Dataset entries on figures
____
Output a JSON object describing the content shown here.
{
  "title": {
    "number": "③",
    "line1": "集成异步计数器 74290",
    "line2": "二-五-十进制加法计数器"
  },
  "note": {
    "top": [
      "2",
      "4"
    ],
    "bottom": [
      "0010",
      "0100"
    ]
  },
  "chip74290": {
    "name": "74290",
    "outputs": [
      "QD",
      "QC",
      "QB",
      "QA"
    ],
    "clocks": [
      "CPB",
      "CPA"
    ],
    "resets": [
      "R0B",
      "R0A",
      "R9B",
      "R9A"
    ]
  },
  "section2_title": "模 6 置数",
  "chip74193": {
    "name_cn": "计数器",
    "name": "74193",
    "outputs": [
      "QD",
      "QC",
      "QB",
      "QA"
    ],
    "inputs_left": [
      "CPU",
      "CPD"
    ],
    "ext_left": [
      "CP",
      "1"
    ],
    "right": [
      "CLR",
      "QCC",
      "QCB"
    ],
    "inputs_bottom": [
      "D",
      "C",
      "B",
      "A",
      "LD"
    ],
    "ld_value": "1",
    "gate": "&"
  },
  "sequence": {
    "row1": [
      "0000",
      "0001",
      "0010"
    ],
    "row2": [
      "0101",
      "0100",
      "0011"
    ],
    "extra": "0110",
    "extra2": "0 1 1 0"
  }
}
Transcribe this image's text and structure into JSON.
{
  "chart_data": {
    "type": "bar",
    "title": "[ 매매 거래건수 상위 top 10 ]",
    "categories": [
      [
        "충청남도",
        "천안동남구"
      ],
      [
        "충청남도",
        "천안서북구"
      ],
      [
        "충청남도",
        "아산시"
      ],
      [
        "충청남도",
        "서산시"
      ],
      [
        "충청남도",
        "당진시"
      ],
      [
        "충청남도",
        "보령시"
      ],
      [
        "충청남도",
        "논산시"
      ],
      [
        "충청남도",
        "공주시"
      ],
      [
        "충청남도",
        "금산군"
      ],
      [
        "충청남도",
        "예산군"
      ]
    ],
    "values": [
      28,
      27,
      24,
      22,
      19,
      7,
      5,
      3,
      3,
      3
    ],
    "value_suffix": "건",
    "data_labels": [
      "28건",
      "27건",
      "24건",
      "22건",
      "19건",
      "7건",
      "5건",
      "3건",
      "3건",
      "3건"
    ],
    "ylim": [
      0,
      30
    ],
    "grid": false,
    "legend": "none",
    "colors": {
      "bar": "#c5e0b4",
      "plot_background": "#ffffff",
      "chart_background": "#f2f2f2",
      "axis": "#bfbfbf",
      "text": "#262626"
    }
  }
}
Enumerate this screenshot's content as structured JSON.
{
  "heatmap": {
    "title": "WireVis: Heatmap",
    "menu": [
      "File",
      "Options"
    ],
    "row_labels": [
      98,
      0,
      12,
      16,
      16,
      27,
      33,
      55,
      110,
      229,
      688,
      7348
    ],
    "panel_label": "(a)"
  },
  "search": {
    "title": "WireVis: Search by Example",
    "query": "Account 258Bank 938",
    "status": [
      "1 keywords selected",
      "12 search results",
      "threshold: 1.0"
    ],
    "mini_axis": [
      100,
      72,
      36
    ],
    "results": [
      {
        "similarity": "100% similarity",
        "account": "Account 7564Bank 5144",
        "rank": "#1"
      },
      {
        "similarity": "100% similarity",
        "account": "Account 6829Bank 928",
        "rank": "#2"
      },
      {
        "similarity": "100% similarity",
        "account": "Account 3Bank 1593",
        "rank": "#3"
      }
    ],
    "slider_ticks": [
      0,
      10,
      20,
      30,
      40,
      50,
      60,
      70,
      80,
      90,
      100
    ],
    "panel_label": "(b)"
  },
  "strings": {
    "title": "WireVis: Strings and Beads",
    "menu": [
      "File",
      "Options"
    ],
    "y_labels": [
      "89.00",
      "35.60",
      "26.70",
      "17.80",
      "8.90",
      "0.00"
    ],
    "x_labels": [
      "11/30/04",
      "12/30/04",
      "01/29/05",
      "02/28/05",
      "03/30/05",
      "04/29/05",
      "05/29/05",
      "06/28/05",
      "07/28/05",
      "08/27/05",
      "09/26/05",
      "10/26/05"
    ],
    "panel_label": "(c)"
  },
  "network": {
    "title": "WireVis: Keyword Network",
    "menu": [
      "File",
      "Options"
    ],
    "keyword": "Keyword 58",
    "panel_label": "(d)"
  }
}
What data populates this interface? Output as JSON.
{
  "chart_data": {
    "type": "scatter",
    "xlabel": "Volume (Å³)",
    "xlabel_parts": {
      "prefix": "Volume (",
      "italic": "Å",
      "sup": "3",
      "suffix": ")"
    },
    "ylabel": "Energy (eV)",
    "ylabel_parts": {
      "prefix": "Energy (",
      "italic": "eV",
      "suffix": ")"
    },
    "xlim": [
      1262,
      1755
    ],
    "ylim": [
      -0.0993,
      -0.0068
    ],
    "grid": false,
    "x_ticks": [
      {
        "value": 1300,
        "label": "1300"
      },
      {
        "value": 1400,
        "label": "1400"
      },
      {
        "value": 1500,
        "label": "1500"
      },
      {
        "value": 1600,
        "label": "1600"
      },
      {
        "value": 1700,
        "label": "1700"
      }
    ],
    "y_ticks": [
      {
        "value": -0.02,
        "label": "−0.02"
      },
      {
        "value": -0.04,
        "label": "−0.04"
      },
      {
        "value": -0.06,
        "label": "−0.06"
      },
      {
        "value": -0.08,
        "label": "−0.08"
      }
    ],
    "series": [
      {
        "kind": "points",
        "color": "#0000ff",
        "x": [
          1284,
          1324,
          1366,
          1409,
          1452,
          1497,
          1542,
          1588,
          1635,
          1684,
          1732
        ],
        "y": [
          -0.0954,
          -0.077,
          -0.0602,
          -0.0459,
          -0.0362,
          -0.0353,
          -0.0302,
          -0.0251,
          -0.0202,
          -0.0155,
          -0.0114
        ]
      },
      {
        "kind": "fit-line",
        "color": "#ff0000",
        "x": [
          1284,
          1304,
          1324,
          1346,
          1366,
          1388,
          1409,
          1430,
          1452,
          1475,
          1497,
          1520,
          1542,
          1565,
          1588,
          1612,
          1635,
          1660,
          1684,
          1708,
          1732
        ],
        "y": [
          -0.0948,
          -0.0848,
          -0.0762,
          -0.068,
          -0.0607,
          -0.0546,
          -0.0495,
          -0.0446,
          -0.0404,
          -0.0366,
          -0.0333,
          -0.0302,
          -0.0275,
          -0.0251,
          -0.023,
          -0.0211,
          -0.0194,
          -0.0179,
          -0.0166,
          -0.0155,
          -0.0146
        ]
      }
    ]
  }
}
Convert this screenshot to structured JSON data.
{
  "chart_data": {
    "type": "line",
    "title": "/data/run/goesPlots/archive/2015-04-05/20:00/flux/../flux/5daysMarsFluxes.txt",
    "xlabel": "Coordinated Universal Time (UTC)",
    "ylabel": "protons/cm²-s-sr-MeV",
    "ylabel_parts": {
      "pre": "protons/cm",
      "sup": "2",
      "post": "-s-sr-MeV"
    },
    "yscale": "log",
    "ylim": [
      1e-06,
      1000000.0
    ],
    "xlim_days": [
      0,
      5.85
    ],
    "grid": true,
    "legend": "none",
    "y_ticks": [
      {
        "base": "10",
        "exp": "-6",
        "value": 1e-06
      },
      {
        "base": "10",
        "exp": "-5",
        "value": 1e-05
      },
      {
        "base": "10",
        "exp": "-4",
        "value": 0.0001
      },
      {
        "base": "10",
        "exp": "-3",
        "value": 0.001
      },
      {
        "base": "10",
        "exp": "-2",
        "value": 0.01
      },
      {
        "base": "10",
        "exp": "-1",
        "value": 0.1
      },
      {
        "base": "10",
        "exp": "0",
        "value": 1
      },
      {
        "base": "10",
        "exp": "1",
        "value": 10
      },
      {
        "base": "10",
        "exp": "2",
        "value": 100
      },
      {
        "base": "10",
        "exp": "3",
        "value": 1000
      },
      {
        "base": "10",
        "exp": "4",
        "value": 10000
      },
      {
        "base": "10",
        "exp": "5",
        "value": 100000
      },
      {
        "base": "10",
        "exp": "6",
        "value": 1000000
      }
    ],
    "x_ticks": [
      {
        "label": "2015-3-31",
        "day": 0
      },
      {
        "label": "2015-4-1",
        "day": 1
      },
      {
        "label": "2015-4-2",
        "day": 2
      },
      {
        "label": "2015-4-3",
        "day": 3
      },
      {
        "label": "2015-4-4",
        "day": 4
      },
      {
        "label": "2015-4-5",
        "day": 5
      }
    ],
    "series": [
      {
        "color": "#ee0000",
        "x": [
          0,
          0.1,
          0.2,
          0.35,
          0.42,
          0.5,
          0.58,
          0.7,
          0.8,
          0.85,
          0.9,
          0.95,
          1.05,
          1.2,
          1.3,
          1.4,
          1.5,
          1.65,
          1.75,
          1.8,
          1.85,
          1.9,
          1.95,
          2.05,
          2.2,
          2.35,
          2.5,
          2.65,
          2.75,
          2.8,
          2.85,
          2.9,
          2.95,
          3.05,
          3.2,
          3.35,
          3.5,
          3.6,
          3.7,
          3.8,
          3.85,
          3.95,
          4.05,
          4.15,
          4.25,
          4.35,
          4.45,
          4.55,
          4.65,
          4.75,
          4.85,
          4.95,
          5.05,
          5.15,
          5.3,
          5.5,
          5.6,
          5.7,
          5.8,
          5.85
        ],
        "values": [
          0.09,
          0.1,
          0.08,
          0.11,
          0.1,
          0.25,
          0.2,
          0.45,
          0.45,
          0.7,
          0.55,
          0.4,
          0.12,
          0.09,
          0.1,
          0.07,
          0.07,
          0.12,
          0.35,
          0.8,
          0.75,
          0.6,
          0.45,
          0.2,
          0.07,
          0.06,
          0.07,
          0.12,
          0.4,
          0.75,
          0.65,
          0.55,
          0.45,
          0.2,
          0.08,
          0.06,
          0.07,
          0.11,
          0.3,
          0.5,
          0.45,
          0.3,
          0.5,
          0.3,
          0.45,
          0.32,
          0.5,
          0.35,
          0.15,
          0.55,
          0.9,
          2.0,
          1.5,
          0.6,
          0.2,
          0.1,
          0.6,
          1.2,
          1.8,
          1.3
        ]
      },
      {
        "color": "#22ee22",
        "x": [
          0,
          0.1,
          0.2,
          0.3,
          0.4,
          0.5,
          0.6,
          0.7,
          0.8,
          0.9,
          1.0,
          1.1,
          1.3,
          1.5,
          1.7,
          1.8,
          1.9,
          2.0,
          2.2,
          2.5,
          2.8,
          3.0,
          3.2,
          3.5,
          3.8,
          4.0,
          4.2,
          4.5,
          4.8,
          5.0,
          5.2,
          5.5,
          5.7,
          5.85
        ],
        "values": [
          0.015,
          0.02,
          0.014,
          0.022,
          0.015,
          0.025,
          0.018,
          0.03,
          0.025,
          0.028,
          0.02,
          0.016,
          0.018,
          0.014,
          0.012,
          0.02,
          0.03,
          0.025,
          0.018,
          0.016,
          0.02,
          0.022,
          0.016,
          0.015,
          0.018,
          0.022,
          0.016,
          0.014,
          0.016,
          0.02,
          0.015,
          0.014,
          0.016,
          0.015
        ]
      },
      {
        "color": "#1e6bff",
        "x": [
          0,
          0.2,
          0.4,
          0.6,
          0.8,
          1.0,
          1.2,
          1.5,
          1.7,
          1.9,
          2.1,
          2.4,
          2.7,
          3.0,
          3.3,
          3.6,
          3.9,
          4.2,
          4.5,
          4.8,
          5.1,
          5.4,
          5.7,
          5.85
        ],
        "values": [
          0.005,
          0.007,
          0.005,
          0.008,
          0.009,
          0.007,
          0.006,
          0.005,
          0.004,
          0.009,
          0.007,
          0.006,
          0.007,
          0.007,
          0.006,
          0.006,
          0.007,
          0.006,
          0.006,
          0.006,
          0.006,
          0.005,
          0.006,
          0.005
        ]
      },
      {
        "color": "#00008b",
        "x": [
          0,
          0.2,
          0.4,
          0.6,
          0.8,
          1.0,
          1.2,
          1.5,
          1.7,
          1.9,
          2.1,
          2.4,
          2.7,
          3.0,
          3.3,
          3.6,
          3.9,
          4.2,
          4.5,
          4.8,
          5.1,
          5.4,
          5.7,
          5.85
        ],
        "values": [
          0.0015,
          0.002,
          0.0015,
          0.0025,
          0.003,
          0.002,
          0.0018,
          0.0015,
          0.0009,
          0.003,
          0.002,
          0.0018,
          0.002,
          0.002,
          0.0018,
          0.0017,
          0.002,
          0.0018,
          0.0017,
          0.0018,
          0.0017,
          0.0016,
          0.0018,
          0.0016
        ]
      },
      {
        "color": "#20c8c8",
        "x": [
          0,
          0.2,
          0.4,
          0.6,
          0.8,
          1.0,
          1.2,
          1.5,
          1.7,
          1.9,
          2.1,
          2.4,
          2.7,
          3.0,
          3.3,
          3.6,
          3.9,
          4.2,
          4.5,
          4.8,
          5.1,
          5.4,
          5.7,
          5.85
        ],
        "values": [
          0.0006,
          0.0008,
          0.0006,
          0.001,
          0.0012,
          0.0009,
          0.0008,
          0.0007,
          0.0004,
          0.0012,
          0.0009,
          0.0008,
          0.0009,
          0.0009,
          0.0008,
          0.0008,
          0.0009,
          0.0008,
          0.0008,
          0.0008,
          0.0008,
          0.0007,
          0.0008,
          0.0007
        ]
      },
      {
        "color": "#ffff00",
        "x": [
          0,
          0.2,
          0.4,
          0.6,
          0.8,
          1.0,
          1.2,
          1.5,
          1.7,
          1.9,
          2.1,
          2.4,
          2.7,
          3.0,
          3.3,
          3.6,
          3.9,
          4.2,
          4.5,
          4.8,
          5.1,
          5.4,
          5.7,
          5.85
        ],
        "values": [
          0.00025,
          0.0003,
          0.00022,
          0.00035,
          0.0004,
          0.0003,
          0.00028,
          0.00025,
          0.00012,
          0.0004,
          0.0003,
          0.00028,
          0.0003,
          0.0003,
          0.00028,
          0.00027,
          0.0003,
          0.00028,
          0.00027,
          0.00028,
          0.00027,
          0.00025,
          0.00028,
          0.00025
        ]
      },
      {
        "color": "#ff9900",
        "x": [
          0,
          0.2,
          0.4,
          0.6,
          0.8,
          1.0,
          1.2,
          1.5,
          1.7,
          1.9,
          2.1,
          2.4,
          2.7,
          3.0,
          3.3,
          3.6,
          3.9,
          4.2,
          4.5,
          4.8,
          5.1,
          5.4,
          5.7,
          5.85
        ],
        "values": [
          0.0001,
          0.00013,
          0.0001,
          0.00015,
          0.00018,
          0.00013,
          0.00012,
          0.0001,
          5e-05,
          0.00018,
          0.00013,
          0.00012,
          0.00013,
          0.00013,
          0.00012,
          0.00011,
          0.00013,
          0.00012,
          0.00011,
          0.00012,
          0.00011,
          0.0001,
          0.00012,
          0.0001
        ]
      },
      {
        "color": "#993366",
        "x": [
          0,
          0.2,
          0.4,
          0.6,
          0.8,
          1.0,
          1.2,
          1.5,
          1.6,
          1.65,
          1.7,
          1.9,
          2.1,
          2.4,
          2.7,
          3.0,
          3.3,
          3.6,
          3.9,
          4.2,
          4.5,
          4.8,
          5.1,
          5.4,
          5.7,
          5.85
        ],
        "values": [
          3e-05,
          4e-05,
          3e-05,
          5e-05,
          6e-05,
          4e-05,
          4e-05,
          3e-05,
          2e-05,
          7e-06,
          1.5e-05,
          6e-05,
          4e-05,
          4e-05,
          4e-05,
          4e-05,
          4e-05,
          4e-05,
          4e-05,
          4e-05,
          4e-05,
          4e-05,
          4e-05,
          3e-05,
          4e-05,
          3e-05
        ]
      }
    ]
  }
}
____
- **Description of the task**:
Search the lines above for the string "Account", then show every one that has it.

- **The completed task**:
    "query": "Account 258Bank 938",
        "account": "Account 7564Bank 5144",
        "account": "Account 6829Bank 928",
        "account": "Account 3Bank 1593",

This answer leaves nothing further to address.